_Required action_: For the records below, report how many lines include "this", with no accompanying text.

_Records supplied_:

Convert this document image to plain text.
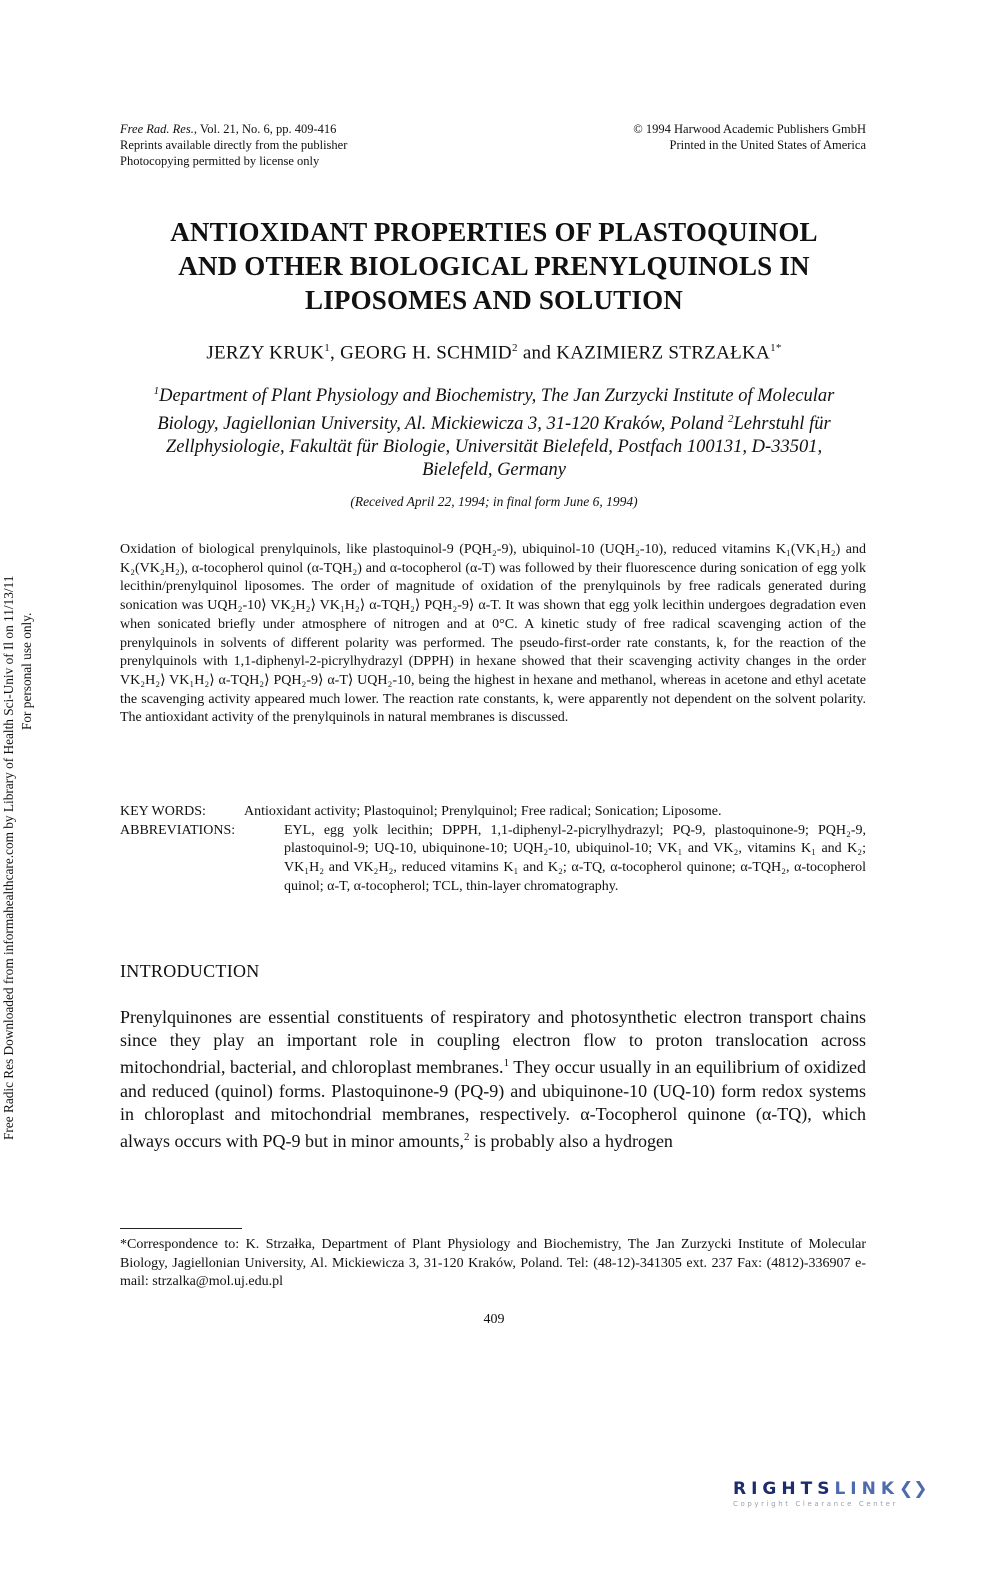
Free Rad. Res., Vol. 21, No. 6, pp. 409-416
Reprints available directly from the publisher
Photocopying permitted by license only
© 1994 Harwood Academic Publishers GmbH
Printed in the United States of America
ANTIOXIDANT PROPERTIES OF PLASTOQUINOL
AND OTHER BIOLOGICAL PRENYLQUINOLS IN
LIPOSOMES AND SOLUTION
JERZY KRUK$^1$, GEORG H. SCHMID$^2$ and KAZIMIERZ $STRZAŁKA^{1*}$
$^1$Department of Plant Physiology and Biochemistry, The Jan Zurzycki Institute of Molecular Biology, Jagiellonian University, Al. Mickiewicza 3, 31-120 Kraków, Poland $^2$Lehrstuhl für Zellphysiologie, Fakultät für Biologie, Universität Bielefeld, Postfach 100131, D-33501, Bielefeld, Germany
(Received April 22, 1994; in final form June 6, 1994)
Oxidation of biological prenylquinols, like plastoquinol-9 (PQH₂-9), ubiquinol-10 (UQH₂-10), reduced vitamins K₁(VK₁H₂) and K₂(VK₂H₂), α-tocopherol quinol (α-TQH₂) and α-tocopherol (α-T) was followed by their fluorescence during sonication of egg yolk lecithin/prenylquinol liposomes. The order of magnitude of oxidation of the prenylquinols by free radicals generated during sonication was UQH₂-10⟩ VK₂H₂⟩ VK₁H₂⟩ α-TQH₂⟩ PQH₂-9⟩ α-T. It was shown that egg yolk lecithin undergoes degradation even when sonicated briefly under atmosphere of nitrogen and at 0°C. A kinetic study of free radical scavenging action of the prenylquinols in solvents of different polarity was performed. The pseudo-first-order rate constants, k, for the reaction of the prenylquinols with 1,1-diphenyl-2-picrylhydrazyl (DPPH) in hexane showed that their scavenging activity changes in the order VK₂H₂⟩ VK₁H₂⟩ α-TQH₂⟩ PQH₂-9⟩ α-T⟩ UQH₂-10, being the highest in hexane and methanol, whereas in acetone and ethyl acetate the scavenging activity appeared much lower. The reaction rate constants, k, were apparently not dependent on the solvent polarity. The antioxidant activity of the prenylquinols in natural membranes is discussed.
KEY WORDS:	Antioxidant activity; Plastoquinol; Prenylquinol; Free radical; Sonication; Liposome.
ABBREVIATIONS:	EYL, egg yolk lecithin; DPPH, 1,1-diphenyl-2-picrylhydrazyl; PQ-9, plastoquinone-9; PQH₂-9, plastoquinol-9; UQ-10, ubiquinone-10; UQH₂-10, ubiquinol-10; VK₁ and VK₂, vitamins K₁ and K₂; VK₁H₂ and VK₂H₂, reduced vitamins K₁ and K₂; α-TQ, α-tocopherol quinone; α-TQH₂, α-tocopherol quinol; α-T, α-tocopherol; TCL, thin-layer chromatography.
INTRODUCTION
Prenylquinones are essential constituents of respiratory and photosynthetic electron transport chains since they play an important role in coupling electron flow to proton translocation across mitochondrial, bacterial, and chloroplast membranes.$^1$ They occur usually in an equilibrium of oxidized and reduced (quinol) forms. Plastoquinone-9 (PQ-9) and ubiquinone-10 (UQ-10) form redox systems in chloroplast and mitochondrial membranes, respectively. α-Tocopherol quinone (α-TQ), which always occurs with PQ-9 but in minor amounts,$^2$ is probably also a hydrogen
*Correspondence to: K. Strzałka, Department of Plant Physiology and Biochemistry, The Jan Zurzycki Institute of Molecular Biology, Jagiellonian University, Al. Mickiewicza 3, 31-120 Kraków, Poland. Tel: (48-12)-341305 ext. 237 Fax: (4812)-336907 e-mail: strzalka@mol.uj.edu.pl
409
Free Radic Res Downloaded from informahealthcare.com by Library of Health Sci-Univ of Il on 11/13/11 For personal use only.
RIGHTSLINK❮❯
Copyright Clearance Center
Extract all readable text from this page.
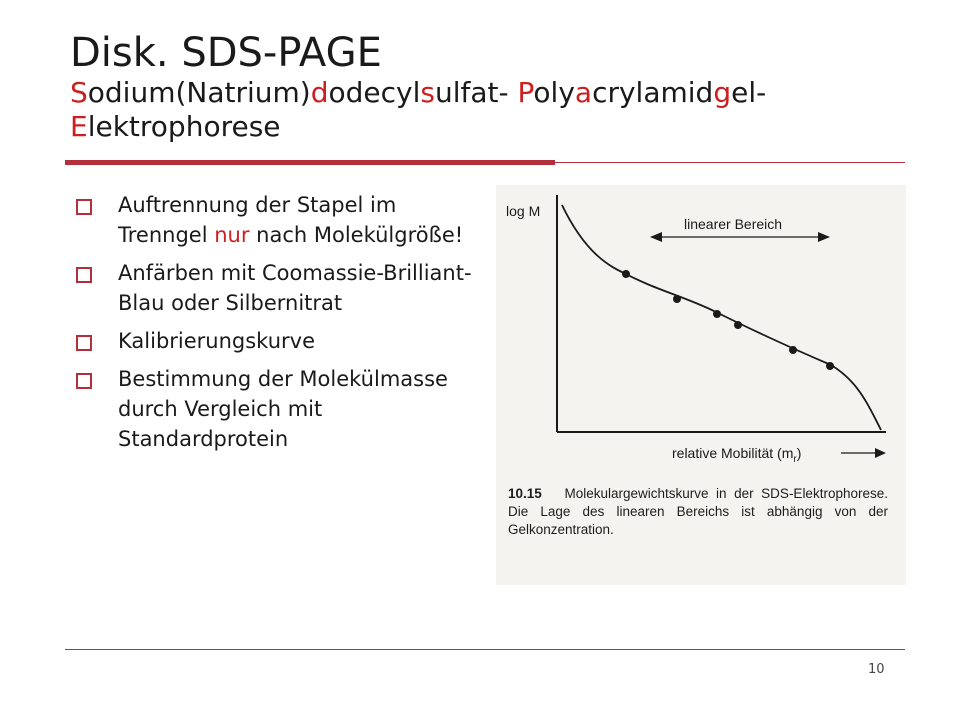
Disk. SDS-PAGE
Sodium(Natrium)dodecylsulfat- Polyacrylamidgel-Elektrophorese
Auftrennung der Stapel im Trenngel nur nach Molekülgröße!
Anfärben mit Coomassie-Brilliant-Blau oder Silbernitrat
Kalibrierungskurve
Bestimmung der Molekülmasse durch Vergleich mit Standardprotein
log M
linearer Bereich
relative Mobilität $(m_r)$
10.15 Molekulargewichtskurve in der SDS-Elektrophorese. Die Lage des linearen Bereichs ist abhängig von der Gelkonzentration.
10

--

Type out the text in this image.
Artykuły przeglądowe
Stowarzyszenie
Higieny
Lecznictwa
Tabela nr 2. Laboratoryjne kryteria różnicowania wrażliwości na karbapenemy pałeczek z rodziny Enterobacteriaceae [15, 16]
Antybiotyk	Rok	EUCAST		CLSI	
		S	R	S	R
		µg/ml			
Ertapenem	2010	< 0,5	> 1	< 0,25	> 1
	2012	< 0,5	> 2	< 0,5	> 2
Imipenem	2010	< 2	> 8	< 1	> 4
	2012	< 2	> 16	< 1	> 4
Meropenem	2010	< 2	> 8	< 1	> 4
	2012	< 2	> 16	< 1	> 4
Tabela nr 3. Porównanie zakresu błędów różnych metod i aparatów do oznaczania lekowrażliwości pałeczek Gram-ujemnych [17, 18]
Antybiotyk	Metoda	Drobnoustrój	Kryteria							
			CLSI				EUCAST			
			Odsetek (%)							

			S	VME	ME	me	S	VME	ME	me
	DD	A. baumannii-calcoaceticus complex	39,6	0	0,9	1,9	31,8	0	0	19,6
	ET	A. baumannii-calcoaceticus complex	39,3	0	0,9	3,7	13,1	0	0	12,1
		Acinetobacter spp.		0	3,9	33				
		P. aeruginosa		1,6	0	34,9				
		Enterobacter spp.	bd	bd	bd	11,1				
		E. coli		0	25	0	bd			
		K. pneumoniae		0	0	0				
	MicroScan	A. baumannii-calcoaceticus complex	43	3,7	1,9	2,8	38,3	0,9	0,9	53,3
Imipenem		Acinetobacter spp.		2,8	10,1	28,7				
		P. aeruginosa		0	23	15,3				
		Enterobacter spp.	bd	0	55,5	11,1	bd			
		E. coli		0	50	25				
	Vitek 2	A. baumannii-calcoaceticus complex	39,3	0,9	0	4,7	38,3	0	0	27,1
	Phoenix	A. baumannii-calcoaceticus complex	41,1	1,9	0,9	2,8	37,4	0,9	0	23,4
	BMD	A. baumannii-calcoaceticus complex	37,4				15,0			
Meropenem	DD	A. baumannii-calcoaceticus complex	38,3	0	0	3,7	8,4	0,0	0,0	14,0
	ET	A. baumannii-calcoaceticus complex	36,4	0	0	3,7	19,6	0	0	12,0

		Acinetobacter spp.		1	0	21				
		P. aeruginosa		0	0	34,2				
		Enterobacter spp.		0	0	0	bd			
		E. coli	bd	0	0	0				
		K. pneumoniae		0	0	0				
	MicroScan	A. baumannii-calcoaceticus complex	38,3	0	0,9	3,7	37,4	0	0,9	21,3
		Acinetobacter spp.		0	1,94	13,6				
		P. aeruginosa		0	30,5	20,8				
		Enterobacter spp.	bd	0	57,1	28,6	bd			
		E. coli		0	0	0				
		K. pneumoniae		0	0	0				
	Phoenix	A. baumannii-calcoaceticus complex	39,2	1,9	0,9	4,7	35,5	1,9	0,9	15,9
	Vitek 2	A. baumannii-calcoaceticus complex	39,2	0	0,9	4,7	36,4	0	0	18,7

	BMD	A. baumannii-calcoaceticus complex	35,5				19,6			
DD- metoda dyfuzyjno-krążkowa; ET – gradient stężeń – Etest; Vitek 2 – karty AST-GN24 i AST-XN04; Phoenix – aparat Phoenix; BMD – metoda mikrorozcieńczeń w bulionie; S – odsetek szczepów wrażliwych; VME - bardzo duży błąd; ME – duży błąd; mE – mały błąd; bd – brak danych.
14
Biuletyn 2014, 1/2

--

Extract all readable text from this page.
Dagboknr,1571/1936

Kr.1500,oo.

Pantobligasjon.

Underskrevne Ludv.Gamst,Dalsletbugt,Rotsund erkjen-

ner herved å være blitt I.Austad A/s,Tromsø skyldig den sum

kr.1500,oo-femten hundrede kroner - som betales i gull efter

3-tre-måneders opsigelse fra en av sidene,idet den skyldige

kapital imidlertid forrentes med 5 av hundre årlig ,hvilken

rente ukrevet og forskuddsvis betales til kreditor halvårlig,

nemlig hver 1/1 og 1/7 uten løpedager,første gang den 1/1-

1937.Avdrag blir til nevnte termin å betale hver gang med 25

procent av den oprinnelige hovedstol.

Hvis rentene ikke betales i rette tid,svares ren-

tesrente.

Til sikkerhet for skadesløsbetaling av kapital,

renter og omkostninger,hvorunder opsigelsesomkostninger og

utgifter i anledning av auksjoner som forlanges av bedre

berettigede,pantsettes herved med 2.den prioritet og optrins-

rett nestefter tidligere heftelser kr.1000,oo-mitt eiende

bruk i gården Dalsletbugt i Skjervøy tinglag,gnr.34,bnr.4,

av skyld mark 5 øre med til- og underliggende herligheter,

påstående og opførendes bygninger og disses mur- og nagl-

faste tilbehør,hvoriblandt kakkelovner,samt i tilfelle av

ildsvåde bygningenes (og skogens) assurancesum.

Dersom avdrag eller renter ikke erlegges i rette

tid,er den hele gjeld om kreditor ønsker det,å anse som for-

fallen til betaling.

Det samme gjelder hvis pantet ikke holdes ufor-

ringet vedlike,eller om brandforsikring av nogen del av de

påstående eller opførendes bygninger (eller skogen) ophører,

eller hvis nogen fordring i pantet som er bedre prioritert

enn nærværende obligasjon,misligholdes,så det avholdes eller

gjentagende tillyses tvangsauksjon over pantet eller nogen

_Written solution_: 4